** Begin **

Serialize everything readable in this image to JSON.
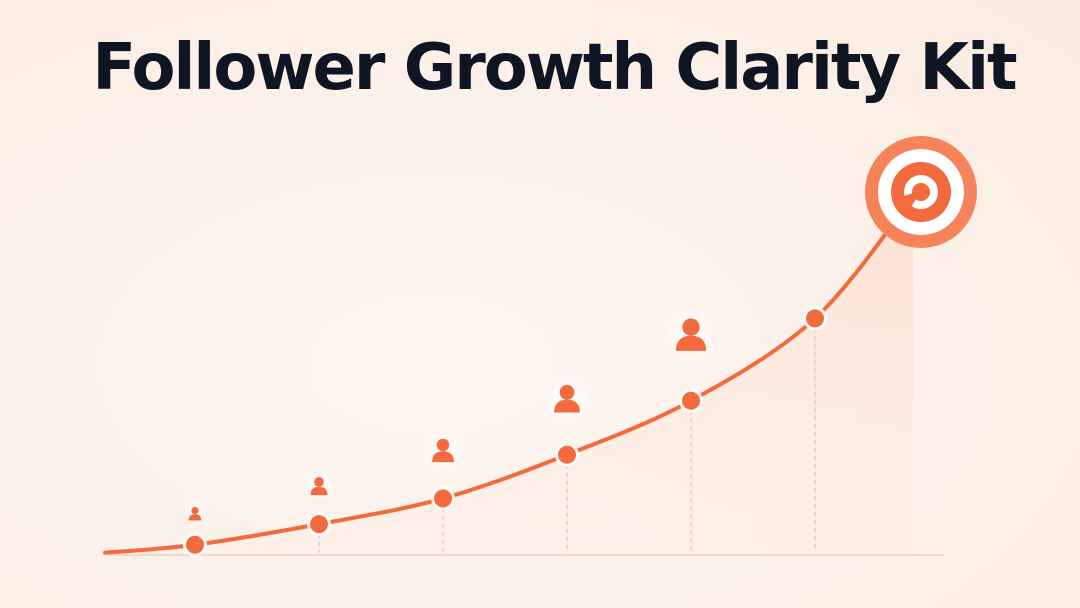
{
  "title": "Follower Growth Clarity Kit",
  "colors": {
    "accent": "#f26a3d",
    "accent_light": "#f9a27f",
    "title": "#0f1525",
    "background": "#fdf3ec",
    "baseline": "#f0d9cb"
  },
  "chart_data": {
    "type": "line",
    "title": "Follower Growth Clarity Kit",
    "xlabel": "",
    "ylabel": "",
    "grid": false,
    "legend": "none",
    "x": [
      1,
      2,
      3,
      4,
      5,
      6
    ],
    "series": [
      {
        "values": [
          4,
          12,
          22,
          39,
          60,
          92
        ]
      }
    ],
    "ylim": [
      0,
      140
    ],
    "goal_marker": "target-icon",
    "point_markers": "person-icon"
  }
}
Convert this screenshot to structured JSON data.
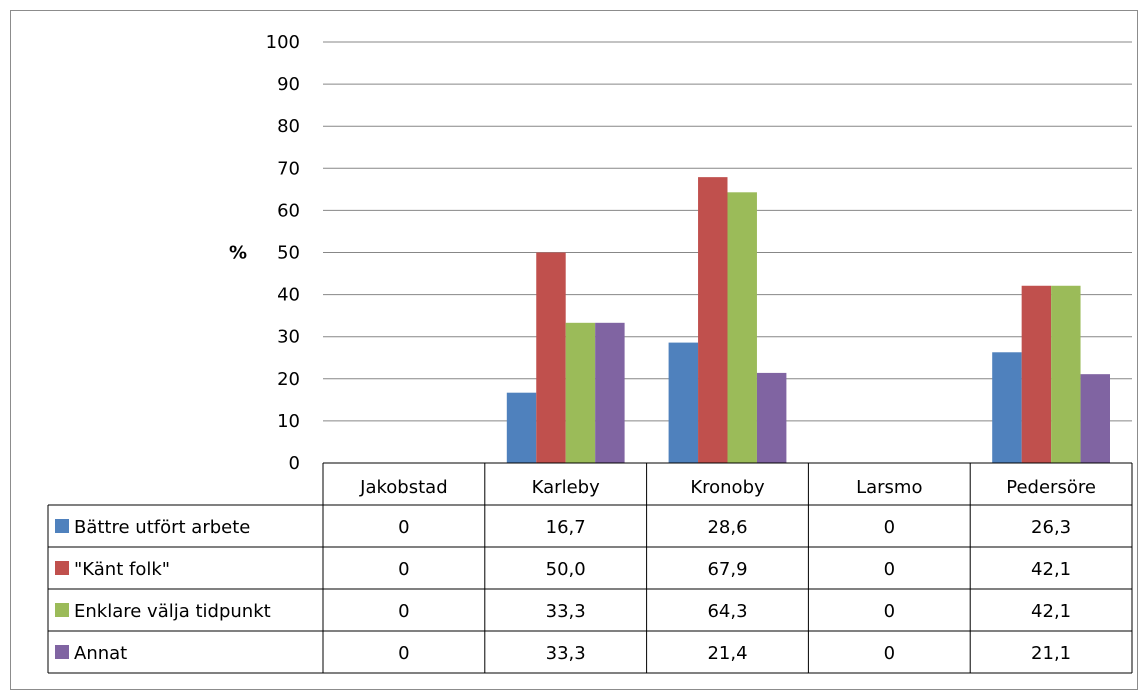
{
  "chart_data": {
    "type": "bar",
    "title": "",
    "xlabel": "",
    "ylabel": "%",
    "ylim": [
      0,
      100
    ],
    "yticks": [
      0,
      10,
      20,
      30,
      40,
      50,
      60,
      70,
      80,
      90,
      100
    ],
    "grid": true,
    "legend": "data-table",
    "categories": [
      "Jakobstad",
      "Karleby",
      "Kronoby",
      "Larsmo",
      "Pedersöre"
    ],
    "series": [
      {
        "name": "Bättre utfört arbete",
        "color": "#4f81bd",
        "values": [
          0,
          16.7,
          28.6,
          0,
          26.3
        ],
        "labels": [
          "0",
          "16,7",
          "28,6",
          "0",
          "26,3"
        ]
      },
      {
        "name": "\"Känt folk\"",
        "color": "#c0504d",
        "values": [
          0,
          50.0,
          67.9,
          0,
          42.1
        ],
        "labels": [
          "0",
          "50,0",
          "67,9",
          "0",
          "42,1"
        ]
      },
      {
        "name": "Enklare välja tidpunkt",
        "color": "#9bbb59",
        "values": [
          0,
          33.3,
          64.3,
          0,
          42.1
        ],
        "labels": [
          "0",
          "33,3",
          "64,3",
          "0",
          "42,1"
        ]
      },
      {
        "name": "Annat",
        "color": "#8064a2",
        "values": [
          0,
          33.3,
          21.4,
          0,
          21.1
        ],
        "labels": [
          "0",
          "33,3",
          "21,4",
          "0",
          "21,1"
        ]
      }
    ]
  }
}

** End **
** Begin **

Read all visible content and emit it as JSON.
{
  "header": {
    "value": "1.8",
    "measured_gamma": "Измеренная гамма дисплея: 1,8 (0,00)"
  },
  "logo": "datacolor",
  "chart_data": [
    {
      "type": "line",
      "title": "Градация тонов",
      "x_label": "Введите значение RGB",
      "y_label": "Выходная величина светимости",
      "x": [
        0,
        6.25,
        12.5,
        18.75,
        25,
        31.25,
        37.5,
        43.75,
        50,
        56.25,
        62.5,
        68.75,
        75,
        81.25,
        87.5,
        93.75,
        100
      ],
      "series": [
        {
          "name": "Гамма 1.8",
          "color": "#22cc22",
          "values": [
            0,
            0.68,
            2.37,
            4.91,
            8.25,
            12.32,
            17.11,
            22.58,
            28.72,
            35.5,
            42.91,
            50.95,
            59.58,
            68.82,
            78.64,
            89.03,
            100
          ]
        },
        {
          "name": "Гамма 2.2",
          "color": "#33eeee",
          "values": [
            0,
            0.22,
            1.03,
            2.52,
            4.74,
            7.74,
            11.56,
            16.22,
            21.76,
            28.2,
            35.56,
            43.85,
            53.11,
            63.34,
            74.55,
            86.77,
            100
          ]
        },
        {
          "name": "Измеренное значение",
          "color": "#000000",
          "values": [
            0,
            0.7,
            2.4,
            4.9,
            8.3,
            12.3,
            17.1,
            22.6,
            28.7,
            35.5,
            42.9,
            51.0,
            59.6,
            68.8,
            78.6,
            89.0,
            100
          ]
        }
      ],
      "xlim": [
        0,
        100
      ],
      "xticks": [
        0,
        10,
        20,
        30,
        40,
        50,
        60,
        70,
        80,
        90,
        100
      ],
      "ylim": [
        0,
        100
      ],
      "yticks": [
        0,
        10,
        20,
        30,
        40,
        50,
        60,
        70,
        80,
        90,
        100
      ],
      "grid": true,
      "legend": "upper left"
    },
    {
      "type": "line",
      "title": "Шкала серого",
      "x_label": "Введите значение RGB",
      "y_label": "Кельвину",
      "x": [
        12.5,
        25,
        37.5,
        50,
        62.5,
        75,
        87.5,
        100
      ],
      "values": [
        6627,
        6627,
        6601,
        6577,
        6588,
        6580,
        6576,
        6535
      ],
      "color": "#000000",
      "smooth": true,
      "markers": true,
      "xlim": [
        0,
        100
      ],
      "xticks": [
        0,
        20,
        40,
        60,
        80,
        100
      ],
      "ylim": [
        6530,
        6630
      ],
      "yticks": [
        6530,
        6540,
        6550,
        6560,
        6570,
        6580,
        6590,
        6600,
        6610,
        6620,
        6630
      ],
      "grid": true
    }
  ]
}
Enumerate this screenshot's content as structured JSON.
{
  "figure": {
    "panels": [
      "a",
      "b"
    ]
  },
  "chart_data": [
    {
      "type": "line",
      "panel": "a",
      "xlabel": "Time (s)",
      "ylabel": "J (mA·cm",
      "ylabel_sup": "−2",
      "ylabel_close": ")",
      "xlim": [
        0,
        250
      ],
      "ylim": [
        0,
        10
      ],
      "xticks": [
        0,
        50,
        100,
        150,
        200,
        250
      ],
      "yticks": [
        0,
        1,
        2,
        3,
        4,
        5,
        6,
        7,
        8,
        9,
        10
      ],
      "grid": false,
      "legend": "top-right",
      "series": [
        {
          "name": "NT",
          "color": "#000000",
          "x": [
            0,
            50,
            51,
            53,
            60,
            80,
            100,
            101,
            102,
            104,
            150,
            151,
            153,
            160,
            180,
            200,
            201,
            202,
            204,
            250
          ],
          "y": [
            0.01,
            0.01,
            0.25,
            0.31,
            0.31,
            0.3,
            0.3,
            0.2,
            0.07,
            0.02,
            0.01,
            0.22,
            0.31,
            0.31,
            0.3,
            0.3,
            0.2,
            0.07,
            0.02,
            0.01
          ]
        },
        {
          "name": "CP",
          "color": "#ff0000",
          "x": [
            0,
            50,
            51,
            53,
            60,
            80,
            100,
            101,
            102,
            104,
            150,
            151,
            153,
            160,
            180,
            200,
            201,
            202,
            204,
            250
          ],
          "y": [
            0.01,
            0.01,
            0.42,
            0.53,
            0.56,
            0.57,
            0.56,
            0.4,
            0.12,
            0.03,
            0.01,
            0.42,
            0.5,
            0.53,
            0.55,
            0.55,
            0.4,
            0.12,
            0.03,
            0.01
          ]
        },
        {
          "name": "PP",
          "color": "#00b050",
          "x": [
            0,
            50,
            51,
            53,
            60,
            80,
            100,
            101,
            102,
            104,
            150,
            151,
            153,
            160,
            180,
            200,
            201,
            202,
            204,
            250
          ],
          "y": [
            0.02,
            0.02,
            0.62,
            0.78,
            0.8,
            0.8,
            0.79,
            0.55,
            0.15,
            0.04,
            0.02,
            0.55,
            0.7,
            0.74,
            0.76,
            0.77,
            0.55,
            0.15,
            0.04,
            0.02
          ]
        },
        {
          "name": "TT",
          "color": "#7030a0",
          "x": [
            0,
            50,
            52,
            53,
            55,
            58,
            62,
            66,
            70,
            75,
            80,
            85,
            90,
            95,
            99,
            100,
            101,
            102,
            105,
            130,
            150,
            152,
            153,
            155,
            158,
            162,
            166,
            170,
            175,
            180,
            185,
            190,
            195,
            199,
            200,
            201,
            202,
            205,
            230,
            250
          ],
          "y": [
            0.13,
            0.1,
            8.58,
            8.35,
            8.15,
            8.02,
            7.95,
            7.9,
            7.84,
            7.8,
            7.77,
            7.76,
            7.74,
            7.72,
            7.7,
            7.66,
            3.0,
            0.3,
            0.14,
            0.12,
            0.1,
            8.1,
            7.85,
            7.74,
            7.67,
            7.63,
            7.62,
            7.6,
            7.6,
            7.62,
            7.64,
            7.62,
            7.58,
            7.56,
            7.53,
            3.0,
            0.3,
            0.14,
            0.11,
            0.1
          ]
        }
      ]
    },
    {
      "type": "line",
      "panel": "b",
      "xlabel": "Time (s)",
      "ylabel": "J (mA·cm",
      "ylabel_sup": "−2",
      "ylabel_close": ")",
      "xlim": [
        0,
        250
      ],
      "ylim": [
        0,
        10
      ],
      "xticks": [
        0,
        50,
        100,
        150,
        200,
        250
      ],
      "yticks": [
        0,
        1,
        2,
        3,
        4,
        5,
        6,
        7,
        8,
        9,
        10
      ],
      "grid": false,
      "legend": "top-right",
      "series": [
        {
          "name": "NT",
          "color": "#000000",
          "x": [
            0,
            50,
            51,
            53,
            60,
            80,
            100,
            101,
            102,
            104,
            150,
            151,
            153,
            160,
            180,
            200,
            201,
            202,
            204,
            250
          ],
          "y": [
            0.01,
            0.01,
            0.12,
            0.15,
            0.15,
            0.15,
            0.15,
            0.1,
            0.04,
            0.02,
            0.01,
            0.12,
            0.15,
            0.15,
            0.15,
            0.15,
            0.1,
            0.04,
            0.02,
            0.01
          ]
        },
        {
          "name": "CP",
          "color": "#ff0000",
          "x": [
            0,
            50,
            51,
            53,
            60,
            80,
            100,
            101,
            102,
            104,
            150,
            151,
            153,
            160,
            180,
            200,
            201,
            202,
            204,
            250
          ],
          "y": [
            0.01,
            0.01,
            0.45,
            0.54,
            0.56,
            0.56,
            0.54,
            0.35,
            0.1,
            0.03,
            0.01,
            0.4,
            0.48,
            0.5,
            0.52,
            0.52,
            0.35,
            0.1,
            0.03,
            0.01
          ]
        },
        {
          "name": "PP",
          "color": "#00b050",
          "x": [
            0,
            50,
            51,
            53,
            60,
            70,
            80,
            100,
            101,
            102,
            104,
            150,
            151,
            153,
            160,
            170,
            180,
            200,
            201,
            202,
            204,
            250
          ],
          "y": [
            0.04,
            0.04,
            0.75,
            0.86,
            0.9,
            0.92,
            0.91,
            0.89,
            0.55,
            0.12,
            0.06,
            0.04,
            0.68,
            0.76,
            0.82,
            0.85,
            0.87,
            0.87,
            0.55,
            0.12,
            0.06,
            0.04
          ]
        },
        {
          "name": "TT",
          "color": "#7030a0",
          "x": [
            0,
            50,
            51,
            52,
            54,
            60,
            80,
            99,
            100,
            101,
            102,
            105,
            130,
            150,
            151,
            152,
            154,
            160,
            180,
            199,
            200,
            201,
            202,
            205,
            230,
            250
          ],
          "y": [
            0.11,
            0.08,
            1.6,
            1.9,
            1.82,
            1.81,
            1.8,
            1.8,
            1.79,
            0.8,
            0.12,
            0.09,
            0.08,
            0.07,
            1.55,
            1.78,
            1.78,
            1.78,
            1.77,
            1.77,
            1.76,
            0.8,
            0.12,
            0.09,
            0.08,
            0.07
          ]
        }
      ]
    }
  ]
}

** End **
** Begin **

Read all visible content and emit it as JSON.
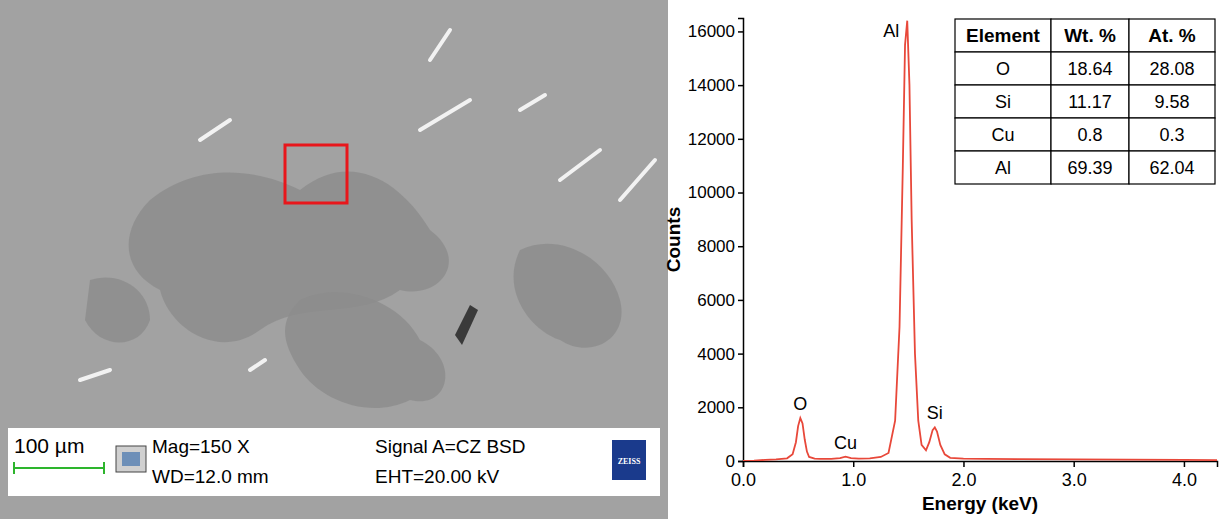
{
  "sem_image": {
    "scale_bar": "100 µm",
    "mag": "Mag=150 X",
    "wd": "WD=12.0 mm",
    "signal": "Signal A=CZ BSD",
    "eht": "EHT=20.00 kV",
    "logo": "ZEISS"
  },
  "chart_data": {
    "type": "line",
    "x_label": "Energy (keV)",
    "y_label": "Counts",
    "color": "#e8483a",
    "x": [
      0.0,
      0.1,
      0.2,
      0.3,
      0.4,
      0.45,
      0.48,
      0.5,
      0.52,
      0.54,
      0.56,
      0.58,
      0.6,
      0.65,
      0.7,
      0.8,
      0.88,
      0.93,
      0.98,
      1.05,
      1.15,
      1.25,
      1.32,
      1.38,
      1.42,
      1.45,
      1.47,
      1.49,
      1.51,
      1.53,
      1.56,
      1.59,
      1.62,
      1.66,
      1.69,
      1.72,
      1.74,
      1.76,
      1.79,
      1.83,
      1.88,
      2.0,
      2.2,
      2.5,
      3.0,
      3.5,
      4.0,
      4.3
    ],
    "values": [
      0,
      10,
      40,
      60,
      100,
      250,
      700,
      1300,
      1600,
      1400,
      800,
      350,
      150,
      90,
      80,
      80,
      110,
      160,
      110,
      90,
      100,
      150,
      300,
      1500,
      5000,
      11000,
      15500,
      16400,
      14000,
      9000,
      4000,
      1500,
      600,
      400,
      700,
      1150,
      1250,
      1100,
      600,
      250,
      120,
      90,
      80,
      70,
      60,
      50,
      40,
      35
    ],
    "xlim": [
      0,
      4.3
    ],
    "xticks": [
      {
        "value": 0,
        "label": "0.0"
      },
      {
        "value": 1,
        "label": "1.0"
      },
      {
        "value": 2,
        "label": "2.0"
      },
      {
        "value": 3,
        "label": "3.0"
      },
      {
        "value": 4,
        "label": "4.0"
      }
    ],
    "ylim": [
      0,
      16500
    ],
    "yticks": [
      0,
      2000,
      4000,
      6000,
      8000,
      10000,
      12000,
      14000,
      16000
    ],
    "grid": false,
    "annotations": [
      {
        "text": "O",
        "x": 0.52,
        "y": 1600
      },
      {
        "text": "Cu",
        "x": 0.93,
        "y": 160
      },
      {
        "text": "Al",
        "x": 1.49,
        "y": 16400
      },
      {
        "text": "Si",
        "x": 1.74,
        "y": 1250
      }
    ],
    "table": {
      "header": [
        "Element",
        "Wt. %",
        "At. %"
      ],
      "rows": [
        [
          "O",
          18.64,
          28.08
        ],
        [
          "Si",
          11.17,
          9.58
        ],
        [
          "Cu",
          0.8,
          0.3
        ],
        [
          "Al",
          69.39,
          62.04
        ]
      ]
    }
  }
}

** End **

EXERCISE TASK: Search the data for the string "icon" and copy each line where it appears.

REPLY:
    "goal_marker": "target-icon",
    "point_markers": "person-icon"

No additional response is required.